Exercise goal: Every line that holds the string "with" is to be identified and copied.
[Start of Provided records]
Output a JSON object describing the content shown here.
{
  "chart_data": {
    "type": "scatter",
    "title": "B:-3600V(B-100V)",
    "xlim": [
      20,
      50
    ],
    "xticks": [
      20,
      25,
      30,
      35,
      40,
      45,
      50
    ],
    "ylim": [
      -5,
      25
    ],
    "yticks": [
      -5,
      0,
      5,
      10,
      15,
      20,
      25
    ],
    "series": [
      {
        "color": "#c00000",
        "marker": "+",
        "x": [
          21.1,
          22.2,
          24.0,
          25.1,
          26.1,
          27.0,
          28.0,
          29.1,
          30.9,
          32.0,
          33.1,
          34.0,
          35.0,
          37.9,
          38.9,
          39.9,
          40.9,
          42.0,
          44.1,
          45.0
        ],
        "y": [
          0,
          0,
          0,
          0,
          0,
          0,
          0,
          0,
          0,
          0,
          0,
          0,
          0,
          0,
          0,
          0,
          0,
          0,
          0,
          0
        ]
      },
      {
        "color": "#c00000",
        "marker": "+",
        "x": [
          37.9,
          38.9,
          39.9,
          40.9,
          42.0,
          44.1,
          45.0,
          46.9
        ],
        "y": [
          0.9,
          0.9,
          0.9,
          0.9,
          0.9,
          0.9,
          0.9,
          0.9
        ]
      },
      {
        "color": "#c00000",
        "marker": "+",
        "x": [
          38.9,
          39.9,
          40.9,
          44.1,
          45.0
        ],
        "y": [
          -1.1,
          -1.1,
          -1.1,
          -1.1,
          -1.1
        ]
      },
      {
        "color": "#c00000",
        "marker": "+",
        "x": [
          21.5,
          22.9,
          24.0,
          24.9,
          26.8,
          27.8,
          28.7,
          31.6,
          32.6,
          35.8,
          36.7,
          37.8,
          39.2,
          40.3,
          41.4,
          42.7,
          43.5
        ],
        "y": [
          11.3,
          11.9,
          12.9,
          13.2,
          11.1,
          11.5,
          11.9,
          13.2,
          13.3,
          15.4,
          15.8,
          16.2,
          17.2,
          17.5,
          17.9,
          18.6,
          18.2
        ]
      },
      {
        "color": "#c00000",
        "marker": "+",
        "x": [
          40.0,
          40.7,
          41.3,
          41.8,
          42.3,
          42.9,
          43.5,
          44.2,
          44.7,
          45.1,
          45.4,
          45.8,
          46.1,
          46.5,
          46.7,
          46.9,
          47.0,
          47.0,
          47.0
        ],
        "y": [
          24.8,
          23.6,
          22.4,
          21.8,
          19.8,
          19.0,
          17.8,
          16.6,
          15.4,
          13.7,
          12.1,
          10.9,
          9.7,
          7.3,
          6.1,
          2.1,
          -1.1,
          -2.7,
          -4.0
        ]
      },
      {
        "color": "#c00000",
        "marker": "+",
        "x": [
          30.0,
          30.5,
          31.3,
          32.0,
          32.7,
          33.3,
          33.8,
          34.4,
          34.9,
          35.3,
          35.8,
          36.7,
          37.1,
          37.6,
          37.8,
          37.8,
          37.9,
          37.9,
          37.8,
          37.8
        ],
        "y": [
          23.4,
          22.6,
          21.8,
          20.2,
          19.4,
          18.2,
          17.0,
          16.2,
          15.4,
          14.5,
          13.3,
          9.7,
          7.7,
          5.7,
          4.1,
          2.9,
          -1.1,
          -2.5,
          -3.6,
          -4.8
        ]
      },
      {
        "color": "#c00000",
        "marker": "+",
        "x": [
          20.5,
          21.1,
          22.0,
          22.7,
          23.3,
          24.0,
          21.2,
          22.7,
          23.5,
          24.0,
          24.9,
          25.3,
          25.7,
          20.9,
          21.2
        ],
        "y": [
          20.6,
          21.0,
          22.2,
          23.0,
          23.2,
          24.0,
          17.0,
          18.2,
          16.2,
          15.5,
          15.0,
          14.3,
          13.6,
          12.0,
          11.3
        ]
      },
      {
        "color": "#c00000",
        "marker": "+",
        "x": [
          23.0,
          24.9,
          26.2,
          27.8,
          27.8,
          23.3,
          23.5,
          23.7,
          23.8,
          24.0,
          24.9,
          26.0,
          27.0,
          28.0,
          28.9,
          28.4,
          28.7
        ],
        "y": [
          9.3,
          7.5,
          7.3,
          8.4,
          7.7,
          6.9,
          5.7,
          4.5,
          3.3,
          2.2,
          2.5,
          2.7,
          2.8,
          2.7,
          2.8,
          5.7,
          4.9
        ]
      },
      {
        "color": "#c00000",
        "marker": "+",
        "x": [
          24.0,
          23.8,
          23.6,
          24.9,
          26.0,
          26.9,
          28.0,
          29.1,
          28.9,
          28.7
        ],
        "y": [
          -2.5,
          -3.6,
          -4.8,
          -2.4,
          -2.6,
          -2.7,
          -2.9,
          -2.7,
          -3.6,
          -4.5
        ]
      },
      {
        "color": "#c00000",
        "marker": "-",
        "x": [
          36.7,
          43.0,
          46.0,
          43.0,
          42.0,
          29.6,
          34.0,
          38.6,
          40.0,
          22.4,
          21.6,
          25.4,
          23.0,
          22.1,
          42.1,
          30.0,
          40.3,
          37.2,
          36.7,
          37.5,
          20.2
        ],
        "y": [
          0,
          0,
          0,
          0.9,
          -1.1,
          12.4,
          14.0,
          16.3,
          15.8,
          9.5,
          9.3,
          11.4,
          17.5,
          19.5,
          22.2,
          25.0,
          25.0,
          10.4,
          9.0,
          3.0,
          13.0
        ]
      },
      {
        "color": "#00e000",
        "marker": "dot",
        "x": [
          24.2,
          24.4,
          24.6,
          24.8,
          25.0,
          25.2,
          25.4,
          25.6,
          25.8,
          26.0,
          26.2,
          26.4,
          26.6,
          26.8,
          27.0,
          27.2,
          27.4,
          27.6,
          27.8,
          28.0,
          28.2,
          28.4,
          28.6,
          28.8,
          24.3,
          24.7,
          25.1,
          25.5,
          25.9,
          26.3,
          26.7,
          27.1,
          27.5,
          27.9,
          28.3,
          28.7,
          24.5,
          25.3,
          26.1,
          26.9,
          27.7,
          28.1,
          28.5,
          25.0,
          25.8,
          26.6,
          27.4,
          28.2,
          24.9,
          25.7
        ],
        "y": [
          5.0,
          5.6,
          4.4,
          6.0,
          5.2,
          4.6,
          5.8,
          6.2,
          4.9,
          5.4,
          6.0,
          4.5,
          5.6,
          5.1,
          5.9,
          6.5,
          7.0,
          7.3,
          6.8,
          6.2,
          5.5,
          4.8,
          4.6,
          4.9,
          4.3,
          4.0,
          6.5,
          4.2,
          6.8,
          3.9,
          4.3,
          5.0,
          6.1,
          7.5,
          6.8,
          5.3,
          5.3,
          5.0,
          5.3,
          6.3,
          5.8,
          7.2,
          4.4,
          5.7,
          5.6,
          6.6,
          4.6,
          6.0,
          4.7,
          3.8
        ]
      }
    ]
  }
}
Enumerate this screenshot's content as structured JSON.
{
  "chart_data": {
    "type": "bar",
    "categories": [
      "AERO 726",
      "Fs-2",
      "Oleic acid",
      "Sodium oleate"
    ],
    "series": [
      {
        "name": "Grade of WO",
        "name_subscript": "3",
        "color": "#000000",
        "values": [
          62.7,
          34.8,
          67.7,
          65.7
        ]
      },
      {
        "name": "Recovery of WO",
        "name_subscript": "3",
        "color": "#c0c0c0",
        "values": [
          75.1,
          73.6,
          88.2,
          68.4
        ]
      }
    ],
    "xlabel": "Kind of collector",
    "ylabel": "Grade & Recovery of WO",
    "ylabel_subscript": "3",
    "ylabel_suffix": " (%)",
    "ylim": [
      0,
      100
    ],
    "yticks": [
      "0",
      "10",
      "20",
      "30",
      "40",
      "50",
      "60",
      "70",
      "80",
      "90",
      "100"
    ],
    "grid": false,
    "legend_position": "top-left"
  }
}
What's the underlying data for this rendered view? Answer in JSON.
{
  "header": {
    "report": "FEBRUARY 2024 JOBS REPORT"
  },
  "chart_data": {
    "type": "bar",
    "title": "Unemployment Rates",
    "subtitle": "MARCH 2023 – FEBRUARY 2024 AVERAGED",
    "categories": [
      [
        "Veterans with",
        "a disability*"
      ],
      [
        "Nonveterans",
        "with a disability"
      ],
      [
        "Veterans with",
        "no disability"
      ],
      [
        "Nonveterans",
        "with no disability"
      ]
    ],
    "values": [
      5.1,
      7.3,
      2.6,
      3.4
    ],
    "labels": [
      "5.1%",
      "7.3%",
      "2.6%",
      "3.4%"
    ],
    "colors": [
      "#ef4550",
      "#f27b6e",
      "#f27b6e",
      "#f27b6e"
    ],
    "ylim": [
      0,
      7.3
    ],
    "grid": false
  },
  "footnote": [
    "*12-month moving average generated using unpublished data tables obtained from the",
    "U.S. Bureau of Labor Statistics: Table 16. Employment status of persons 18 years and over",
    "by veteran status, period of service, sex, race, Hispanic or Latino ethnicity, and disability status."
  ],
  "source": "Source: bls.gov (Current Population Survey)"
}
[End of Provided records]
Written response:
        "Veterans with",
        "with a disability"
        "Veterans with",
        "with no disability"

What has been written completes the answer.